EXERCISE DIRECTIONS: Write out every line of the records below as a numbered list, skipping any blank lines.

RECORDED DATA:
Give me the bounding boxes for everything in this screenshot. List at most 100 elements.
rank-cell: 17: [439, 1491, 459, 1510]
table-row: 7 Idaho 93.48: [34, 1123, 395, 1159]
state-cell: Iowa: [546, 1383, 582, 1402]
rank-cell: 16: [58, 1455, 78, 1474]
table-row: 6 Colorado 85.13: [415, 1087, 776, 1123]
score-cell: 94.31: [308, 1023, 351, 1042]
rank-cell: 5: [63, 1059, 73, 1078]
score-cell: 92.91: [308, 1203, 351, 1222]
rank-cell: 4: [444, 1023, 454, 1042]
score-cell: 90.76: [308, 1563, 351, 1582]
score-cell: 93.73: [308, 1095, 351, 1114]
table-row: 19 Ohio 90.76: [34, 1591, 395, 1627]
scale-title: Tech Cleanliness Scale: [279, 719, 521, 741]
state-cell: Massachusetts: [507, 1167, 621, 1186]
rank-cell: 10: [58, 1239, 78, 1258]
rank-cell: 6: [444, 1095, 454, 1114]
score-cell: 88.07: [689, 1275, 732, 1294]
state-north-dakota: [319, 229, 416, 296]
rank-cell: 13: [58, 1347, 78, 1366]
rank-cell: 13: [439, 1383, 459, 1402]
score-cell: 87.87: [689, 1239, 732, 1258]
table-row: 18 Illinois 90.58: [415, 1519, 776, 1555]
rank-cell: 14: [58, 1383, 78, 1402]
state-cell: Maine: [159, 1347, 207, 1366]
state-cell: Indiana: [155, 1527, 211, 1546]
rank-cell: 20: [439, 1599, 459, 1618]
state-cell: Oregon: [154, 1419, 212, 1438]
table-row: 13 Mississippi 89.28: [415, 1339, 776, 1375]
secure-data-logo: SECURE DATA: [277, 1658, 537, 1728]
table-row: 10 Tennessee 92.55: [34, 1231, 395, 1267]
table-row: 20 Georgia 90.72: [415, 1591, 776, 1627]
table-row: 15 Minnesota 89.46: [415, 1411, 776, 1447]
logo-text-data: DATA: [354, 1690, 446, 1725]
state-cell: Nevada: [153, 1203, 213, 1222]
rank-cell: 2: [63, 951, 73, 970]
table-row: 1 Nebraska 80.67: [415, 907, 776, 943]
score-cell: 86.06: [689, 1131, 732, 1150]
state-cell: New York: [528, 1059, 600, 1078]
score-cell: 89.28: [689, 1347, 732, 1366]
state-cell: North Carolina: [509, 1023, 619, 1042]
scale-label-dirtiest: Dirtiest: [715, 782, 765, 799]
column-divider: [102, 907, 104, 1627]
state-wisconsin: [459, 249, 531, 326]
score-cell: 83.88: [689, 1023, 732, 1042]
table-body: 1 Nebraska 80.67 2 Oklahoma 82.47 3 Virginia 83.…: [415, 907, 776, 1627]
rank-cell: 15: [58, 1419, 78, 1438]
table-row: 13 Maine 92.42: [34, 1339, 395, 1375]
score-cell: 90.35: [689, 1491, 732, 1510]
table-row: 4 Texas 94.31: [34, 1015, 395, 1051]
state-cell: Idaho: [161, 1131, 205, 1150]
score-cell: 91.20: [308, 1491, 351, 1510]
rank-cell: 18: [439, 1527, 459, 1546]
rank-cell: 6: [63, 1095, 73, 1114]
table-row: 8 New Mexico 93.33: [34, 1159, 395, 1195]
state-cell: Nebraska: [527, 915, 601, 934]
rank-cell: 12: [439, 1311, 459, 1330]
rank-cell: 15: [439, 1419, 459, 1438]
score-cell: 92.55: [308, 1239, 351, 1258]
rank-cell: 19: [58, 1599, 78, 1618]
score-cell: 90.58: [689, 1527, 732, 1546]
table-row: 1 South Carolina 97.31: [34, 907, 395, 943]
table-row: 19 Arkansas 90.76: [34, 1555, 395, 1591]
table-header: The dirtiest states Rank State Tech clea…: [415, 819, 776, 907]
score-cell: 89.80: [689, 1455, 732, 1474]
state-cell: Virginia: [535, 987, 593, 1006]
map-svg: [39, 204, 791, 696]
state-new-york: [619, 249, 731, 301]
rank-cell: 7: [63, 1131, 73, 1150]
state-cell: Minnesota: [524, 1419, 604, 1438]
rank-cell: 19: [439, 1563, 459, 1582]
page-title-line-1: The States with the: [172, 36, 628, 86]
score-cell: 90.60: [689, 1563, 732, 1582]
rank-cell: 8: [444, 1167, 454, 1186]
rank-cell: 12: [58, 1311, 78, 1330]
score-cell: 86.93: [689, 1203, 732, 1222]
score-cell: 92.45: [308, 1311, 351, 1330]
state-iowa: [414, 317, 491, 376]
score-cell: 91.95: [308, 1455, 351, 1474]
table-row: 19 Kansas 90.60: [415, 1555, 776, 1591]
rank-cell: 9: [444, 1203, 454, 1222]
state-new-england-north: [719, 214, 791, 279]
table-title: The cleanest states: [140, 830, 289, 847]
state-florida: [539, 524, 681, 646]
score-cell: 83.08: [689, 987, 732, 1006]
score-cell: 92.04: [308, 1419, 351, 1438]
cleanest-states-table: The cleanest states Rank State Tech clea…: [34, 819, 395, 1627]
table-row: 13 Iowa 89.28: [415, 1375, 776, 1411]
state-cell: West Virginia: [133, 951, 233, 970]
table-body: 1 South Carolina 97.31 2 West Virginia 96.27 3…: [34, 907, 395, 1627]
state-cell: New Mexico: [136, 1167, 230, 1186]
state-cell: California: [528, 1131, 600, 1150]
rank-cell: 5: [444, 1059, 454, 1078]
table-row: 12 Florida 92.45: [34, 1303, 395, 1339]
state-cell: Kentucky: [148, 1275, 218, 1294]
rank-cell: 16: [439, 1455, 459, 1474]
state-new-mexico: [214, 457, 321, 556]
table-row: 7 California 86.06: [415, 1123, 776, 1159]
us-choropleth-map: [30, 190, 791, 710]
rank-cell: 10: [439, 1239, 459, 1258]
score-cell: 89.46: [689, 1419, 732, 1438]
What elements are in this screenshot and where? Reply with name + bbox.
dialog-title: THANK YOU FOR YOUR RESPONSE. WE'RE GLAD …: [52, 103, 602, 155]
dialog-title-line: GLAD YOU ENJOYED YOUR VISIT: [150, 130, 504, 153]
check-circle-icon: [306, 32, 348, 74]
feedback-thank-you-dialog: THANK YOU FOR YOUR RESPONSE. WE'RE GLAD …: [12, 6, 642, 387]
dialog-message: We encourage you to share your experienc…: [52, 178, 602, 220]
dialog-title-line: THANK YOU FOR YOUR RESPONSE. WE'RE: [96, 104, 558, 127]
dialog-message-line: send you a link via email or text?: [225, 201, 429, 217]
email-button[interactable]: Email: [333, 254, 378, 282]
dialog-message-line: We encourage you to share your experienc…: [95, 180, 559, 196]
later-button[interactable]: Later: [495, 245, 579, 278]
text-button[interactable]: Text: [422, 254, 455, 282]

RESULT OF THIS EXERCISE:
1. Give me the bounding boxes for everything in this screenshot. List at most 100 elements.
2. rank-cell: 17: [439, 1491, 459, 1510]
3. table-row: 7 Idaho 93.48: [34, 1123, 395, 1159]
4. state-cell: Iowa: [546, 1383, 582, 1402]
5. rank-cell: 16: [58, 1455, 78, 1474]
6. table-row: 6 Colorado 85.13: [415, 1087, 776, 1123]
7. score-cell: 94.31: [308, 1023, 351, 1042]
8. rank-cell: 5: [63, 1059, 73, 1078]
9. score-cell: 92.91: [308, 1203, 351, 1222]
10. rank-cell: 4: [444, 1023, 454, 1042]
11. score-cell: 90.76: [308, 1563, 351, 1582]
12. score-cell: 93.73: [308, 1095, 351, 1114]
13. table-row: 19 Ohio 90.76: [34, 1591, 395, 1627]
14. scale-title: Tech Cleanliness Scale: [279, 719, 521, 741]
15. state-cell: Massachusetts: [507, 1167, 621, 1186]
16. rank-cell: 10: [58, 1239, 78, 1258]
17. rank-cell: 6: [444, 1095, 454, 1114]
18. score-cell: 88.07: [689, 1275, 732, 1294]
19. state-north-dakota: [319, 229, 416, 296]
20. rank-cell: 13: [58, 1347, 78, 1366]
21. rank-cell: 13: [439, 1383, 459, 1402]
22. score-cell: 87.87: [689, 1239, 732, 1258]
23. table-row: 18 Illinois 90.58: [415, 1519, 776, 1555]
24. rank-cell: 14: [58, 1383, 78, 1402]
25. state-cell: Maine: [159, 1347, 207, 1366]
26. state-cell: Indiana: [155, 1527, 211, 1546]
27. rank-cell: 20: [439, 1599, 459, 1618]
28. state-cell: Oregon: [154, 1419, 212, 1438]
29. table-row: 13 Mississippi 89.28: [415, 1339, 776, 1375]
30. secure-data-logo: SECURE DATA: [277, 1658, 537, 1728]
31. table-row: 10 Tennessee 92.55: [34, 1231, 395, 1267]
32. table-row: 20 Georgia 90.72: [415, 1591, 776, 1627]
33. table-row: 15 Minnesota 89.46: [415, 1411, 776, 1447]
34. logo-text-data: DATA: [354, 1690, 446, 1725]
35. state-cell: Nevada: [153, 1203, 213, 1222]
36. rank-cell: 2: [63, 951, 73, 970]
37. table-row: 1 Nebraska 80.67: [415, 907, 776, 943]
38. score-cell: 86.06: [689, 1131, 732, 1150]
39. state-cell: New York: [528, 1059, 600, 1078]
40. score-cell: 89.28: [689, 1347, 732, 1366]
41. state-cell: North Carolina: [509, 1023, 619, 1042]
42. scale-label-dirtiest: Dirtiest: [715, 782, 765, 799]
43. column-divider: [102, 907, 104, 1627]
44. state-wisconsin: [459, 249, 531, 326]
45. score-cell: 83.88: [689, 1023, 732, 1042]
46. table-body: 1 Nebraska 80.67 2 Oklahoma 82.47 3 Virginia 83.…: [415, 907, 776, 1627]
47. rank-cell: 15: [58, 1419, 78, 1438]
48. table-row: 13 Maine 92.42: [34, 1339, 395, 1375]
49. score-cell: 90.35: [689, 1491, 732, 1510]
50. table-row: 4 Texas 94.31: [34, 1015, 395, 1051]
51. state-cell: Idaho: [161, 1131, 205, 1150]
52. score-cell: 91.20: [308, 1491, 351, 1510]
53. rank-cell: 18: [439, 1527, 459, 1546]
54. rank-cell: 6: [63, 1095, 73, 1114]
55. table-row: 8 New Mexico 93.33: [34, 1159, 395, 1195]
56. state-cell: Nebraska: [527, 915, 601, 934]
57. rank-cell: 12: [439, 1311, 459, 1330]
58. rank-cell: 15: [439, 1419, 459, 1438]
59. score-cell: 92.55: [308, 1239, 351, 1258]
60. rank-cell: 19: [58, 1599, 78, 1618]
61. score-cell: 90.58: [689, 1527, 732, 1546]
62. table-row: 1 South Carolina 97.31: [34, 907, 395, 943]
63. table-row: 19 Arkansas 90.76: [34, 1555, 395, 1591]
64. table-header: The dirtiest states Rank State Tech clea…: [415, 819, 776, 907]
65. score-cell: 89.80: [689, 1455, 732, 1474]
66. state-cell: Virginia: [535, 987, 593, 1006]
67. map-svg: [39, 204, 791, 696]
68. state-new-york: [619, 249, 731, 301]
69. rank-cell: 7: [63, 1131, 73, 1150]
70. state-cell: Minnesota: [524, 1419, 604, 1438]
71. rank-cell: 19: [439, 1563, 459, 1582]
72. page-title-line-1: The States with the: [172, 36, 628, 86]
73. score-cell: 90.60: [689, 1563, 732, 1582]
74. rank-cell: 8: [444, 1167, 454, 1186]
75. rank-cell: 12: [58, 1311, 78, 1330]
76. score-cell: 86.93: [689, 1203, 732, 1222]
77. score-cell: 92.45: [308, 1311, 351, 1330]
78. state-iowa: [414, 317, 491, 376]
79. score-cell: 91.95: [308, 1455, 351, 1474]
80. table-row: 19 Kansas 90.60: [415, 1555, 776, 1591]
81. rank-cell: 9: [444, 1203, 454, 1222]
82. state-new-england-north: [719, 214, 791, 279]
83. table-title: The cleanest states: [140, 830, 289, 847]
84. state-florida: [539, 524, 681, 646]
85. score-cell: 83.08: [689, 987, 732, 1006]
86. score-cell: 92.04: [308, 1419, 351, 1438]
87. cleanest-states-table: The cleanest states Rank State Tech clea…: [34, 819, 395, 1627]
88. table-row: 13 Iowa 89.28: [415, 1375, 776, 1411]
89. state-cell: West Virginia: [133, 951, 233, 970]
90. table-body: 1 South Carolina 97.31 2 West Virginia 96.27 3…: [34, 907, 395, 1627]
91. state-cell: New Mexico: [136, 1167, 230, 1186]
92. state-cell: California: [528, 1131, 600, 1150]
93. rank-cell: 5: [444, 1059, 454, 1078]
94. table-row: 12 Florida 92.45: [34, 1303, 395, 1339]
95. state-cell: Kentucky: [148, 1275, 218, 1294]
96. rank-cell: 16: [439, 1455, 459, 1474]
97. state-new-mexico: [214, 457, 321, 556]
98. table-row: 7 California 86.06: [415, 1123, 776, 1159]
99. us-choropleth-map: [30, 190, 791, 710]
100. rank-cell: 10: [439, 1239, 459, 1258]
101. score-cell: 89.46: [689, 1419, 732, 1438]
102. What elements are in this screenshot and where? Reply with name + bbox.
103. dialog-title: THANK YOU FOR YOUR RESPONSE. WE'RE GLAD …: [52, 103, 602, 155]
104. dialog-title-line: GLAD YOU ENJOYED YOUR VISIT: [150, 130, 504, 153]
105. check-circle-icon: [306, 32, 348, 74]
106. feedback-thank-you-dialog: THANK YOU FOR YOUR RESPONSE. WE'RE GLAD …: [12, 6, 642, 387]
107. dialog-message: We encourage you to share your experienc…: [52, 178, 602, 220]
108. dialog-title-line: THANK YOU FOR YOUR RESPONSE. WE'RE: [96, 104, 558, 127]
109. dialog-message-line: send you a link via email or text?: [225, 201, 429, 217]
110. email-button[interactable]: Email: [333, 254, 378, 282]
111. dialog-message-line: We encourage you to share your experienc…: [95, 180, 559, 196]
112. later-button[interactable]: Later: [495, 245, 579, 278]
113. text-button[interactable]: Text: [422, 254, 455, 282]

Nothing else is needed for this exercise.